--- What you are asked to do ---
Look through the lines and report how many include the word "వరపల", giving nothing but the number.

--- Records for processing ---
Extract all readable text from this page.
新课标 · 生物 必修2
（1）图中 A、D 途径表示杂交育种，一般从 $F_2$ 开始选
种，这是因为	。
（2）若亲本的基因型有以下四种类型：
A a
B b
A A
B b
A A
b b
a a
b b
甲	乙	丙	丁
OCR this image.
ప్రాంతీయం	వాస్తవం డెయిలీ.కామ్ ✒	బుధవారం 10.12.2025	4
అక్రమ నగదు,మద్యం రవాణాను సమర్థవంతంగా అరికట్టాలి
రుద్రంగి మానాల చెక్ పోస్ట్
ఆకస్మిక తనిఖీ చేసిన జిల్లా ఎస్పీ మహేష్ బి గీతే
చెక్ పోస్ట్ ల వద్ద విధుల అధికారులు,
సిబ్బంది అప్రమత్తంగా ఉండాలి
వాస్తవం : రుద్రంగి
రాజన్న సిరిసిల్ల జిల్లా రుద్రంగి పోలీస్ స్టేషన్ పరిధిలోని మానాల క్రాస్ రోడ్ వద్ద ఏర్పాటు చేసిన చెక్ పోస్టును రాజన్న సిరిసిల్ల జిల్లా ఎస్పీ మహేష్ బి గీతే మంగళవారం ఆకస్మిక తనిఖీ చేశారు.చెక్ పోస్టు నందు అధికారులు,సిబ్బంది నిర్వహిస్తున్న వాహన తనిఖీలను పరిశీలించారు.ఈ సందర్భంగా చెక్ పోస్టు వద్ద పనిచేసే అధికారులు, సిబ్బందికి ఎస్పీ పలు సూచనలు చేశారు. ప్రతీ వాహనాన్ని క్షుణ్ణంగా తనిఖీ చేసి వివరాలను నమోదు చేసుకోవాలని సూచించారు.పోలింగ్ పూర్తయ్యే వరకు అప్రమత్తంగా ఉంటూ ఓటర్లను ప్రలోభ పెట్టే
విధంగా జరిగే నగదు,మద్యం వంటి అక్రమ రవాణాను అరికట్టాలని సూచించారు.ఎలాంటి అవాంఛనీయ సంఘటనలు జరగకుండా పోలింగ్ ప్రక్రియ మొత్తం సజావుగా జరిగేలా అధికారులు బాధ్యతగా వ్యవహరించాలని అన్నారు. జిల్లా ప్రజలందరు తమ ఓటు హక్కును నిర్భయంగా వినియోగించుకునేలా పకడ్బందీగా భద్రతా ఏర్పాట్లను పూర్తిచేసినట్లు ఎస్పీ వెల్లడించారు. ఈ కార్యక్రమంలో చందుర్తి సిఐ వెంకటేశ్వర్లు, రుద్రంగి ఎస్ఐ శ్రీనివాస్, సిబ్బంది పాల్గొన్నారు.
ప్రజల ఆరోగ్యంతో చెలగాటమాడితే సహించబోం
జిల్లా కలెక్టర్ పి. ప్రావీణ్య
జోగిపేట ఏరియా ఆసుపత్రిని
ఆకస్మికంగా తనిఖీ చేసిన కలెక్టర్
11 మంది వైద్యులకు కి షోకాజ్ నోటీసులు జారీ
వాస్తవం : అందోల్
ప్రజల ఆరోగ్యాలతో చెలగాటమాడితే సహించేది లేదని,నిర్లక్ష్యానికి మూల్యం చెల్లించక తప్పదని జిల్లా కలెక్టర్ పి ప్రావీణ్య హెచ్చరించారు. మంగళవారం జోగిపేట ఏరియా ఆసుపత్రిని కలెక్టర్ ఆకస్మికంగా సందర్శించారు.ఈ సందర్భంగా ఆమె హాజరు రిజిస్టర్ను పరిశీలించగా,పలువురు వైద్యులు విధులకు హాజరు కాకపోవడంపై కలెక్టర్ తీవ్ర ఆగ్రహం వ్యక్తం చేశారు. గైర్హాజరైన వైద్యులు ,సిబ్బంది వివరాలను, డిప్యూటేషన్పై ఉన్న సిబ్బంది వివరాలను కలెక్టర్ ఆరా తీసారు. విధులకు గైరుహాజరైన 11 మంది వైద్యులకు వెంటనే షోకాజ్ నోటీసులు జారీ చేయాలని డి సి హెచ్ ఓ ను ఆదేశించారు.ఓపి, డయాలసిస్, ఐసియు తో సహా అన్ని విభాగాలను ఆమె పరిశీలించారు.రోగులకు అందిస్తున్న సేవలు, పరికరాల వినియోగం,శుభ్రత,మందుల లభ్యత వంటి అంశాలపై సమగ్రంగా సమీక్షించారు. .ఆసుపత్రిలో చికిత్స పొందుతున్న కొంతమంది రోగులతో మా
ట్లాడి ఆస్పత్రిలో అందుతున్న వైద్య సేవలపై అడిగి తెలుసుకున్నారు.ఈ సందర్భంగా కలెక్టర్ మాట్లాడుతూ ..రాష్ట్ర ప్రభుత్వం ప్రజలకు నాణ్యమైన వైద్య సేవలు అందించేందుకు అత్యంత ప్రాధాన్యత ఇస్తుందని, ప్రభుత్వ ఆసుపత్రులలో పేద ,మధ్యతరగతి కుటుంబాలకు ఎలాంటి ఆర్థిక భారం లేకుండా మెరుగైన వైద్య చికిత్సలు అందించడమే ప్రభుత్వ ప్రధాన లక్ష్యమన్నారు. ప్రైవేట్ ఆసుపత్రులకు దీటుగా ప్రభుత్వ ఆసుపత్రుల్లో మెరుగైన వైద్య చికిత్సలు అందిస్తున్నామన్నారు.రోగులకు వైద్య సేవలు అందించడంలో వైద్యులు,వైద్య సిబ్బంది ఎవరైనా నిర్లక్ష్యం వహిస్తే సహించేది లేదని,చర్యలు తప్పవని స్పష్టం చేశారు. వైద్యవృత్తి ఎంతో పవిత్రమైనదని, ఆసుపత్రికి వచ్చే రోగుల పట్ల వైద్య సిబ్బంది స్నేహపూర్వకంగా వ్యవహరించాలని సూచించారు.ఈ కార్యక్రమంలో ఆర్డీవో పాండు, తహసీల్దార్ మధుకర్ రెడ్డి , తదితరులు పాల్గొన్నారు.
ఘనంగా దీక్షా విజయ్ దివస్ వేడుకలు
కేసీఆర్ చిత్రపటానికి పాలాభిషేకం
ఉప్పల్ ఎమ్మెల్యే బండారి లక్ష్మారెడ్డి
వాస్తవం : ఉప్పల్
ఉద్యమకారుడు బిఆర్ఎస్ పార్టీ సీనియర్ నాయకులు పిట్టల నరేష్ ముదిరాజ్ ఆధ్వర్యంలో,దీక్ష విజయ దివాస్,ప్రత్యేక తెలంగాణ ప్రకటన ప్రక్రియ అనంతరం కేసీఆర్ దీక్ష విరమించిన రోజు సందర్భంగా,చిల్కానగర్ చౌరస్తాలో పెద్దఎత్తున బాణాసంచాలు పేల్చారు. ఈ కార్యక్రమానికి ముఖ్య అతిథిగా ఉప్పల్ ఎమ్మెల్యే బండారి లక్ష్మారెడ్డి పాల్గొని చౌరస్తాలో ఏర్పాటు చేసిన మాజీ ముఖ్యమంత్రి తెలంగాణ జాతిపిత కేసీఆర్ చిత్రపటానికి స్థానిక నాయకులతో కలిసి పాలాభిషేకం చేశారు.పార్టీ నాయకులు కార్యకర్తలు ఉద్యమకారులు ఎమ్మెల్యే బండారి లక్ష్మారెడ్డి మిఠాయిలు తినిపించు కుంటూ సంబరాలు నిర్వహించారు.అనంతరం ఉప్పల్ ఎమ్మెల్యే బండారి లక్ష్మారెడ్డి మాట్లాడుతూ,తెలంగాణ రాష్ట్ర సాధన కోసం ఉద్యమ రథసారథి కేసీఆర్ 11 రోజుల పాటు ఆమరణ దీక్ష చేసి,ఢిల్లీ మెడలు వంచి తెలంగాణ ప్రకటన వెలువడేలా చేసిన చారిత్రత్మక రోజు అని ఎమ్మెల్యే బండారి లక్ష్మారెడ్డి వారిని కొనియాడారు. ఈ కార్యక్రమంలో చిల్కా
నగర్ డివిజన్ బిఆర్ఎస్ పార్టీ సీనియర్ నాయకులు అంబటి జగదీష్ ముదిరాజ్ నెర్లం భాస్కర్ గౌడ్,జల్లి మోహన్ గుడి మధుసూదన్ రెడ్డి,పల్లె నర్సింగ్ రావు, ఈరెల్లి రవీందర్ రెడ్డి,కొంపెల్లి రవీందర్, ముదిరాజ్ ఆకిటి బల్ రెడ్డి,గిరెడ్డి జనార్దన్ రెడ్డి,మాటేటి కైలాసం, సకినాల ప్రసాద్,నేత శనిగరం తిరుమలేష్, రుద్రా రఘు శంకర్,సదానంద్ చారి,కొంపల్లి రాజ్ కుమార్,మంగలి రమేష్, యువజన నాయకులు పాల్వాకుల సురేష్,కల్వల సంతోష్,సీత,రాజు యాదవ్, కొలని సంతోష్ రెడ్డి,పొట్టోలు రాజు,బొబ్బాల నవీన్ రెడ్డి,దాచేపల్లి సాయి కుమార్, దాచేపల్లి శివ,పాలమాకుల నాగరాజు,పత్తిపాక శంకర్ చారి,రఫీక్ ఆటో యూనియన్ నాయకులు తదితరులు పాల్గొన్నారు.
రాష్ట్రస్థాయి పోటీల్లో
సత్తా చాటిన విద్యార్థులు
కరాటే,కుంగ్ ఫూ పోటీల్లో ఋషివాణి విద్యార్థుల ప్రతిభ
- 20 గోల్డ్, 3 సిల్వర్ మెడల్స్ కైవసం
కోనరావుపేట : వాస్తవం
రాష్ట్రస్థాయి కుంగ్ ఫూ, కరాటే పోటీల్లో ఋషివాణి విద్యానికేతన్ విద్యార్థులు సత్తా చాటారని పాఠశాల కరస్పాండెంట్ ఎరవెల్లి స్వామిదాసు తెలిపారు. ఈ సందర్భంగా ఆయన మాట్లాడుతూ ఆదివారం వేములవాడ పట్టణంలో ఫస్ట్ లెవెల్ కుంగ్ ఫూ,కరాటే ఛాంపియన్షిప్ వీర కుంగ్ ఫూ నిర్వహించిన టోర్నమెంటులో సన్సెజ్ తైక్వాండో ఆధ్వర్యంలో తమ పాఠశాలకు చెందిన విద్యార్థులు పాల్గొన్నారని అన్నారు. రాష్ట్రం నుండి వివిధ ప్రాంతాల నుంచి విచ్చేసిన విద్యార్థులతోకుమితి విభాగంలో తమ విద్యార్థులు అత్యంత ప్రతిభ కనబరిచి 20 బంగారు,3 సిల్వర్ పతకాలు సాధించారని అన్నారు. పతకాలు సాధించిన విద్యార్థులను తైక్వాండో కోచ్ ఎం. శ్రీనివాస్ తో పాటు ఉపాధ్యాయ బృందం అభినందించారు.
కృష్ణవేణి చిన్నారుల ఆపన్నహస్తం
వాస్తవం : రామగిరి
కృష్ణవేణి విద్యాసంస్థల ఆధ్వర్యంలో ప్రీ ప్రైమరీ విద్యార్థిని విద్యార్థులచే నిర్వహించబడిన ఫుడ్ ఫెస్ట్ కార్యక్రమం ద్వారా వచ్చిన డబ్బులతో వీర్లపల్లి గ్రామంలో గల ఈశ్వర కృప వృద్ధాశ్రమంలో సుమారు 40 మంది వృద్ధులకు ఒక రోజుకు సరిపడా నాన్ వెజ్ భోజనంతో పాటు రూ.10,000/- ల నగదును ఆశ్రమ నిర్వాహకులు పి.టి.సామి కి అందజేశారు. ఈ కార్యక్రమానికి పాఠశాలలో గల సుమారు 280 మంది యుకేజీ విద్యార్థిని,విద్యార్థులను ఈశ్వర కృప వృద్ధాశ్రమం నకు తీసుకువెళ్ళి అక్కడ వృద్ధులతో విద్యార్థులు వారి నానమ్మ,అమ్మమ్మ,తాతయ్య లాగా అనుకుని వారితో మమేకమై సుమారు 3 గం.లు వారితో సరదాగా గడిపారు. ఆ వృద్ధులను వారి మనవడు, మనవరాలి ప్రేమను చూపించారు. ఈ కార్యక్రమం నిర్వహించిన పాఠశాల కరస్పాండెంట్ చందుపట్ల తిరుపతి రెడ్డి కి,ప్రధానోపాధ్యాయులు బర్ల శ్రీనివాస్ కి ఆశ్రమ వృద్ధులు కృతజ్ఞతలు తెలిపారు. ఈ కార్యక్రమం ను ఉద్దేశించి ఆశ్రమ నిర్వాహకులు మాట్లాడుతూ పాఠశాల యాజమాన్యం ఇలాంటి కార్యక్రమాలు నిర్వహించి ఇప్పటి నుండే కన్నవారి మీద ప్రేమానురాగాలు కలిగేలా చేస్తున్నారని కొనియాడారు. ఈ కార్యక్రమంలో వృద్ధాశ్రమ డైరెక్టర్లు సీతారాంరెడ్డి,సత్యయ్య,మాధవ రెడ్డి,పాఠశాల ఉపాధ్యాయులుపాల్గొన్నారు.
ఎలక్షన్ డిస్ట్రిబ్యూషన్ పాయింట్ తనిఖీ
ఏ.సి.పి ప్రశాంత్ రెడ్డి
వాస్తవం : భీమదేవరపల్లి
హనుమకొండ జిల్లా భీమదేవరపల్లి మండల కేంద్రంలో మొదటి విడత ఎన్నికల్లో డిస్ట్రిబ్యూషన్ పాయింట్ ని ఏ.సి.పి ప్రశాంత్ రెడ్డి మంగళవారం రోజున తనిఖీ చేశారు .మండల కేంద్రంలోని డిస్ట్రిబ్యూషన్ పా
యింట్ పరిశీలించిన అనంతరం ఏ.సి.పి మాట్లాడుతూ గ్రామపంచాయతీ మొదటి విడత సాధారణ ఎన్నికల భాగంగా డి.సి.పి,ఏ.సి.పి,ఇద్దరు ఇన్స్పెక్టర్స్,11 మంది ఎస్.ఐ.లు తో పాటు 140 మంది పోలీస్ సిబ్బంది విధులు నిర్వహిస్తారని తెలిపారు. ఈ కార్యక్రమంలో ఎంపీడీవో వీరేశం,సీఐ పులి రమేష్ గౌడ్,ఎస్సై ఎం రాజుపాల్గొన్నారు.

--- Complete response ---
2